# Task objective
Where a line of the material contains the string "image", copy that line.

# Information supplied
========
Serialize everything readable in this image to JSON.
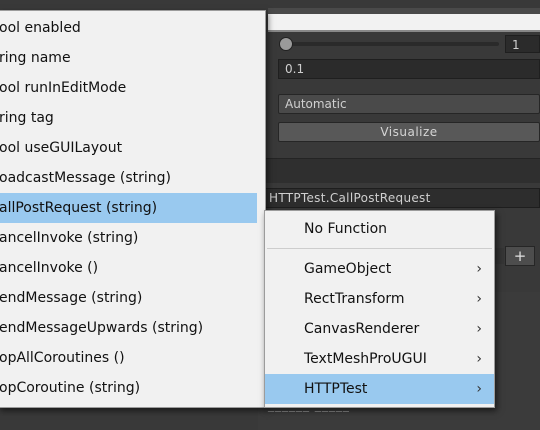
{
  "inspector": {
    "int_value": "1",
    "float_value": "0.1",
    "update_mode": "Automatic",
    "visualize_label": "Visualize",
    "selected_method": "HTTPTest.CallPostRequest",
    "add_label": "+",
    "bottom_text": "______ _____"
  },
  "menu": {
    "items": [
      {
        "label": "ool enabled"
      },
      {
        "label": "ring name"
      },
      {
        "label": "ool runInEditMode"
      },
      {
        "label": "ring tag"
      },
      {
        "label": "ool useGUILayout"
      },
      {
        "label": "oadcastMessage (string)"
      },
      {
        "label": "allPostRequest (string)"
      },
      {
        "label": "ancelInvoke (string)"
      },
      {
        "label": "ancelInvoke ()"
      },
      {
        "label": "endMessage (string)"
      },
      {
        "label": "endMessageUpwards (string)"
      },
      {
        "label": "opAllCoroutines ()"
      },
      {
        "label": "opCoroutine (string)"
      }
    ],
    "selected_index": 6
  },
  "submenu": {
    "items": [
      {
        "label": "No Function",
        "arrow": ""
      },
      {
        "label": "GameObject",
        "arrow": "›"
      },
      {
        "label": "RectTransform",
        "arrow": "›"
      },
      {
        "label": "CanvasRenderer",
        "arrow": "›"
      },
      {
        "label": "TextMeshProUGUI",
        "arrow": "›"
      },
      {
        "label": "HTTPTest",
        "arrow": "›"
      }
    ],
    "selected_index": 5
  }
}
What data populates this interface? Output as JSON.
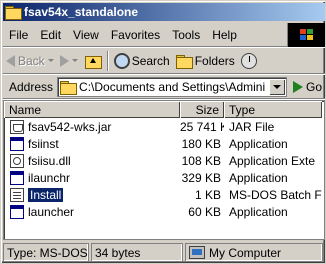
{
  "window": {
    "title": "fsav54x_standalone"
  },
  "menu": {
    "items": [
      "File",
      "Edit",
      "View",
      "Favorites",
      "Tools",
      "Help"
    ]
  },
  "toolbar": {
    "back_label": "Back",
    "search_label": "Search",
    "folders_label": "Folders"
  },
  "address": {
    "label": "Address",
    "value": "C:\\Documents and Settings\\Administr",
    "go_label": "Go"
  },
  "columns": {
    "name": "Name",
    "size": "Size",
    "type": "Type"
  },
  "files": [
    {
      "name": "fsav542-wks.jar",
      "size": "25 741 KB",
      "type": "JAR File",
      "icon": "jar-file-icon"
    },
    {
      "name": "fsiinst",
      "size": "180 KB",
      "type": "Application",
      "icon": "application-icon"
    },
    {
      "name": "fsiisu.dll",
      "size": "108 KB",
      "type": "Application Exte",
      "icon": "dll-file-icon"
    },
    {
      "name": "ilaunchr",
      "size": "329 KB",
      "type": "Application",
      "icon": "application-icon"
    },
    {
      "name": "Install",
      "size": "1 KB",
      "type": "MS-DOS Batch F",
      "icon": "batch-file-icon",
      "selected": true
    },
    {
      "name": "launcher",
      "size": "60 KB",
      "type": "Application",
      "icon": "application-icon"
    }
  ],
  "status": {
    "type_text": "Type: MS-DOS Ba",
    "size_text": "34 bytes",
    "location_text": "My Computer"
  },
  "colors": {
    "title_start": "#0a246a",
    "title_end": "#a6caf0",
    "chrome": "#d4d0c8",
    "selection": "#0a246a"
  }
}
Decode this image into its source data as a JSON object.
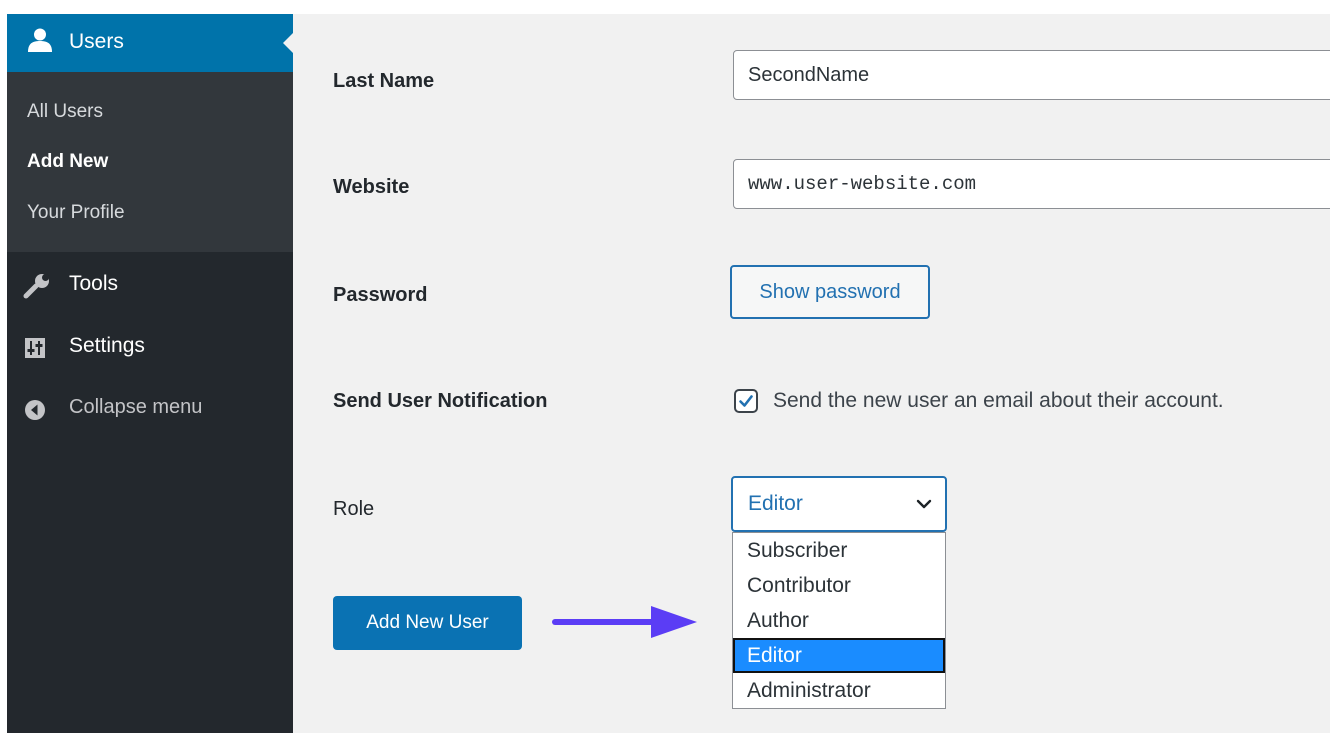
{
  "sidebar": {
    "users_label": "Users",
    "submenu": [
      "All Users",
      "Add New",
      "Your Profile"
    ],
    "tools_label": "Tools",
    "settings_label": "Settings",
    "collapse_label": "Collapse menu"
  },
  "form": {
    "last_name_label": "Last Name",
    "last_name_value": "SecondName",
    "website_label": "Website",
    "website_value": "www.user-website.com",
    "password_label": "Password",
    "show_password_label": "Show password",
    "notification_label": "Send User Notification",
    "notification_text": "Send the new user an email about their account.",
    "notification_checked": true,
    "role_label": "Role",
    "role_value": "Editor",
    "role_options": [
      "Subscriber",
      "Contributor",
      "Author",
      "Editor",
      "Administrator"
    ],
    "submit_label": "Add New User"
  },
  "colors": {
    "sidebar_bg": "#23282d",
    "submenu_bg": "#32373c",
    "accent": "#0073aa",
    "highlight": "#1a8cff",
    "annotation_arrow": "#5b3df5"
  },
  "icons": [
    "user-icon",
    "wrench-icon",
    "settings-icon",
    "collapse-icon",
    "check-icon",
    "chevron-down-icon",
    "annotation-arrow-icon"
  ]
}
========
# Answer to the exercise
Serialize everything readable in this image to JSON.
Decode this image into its source data as a JSON object.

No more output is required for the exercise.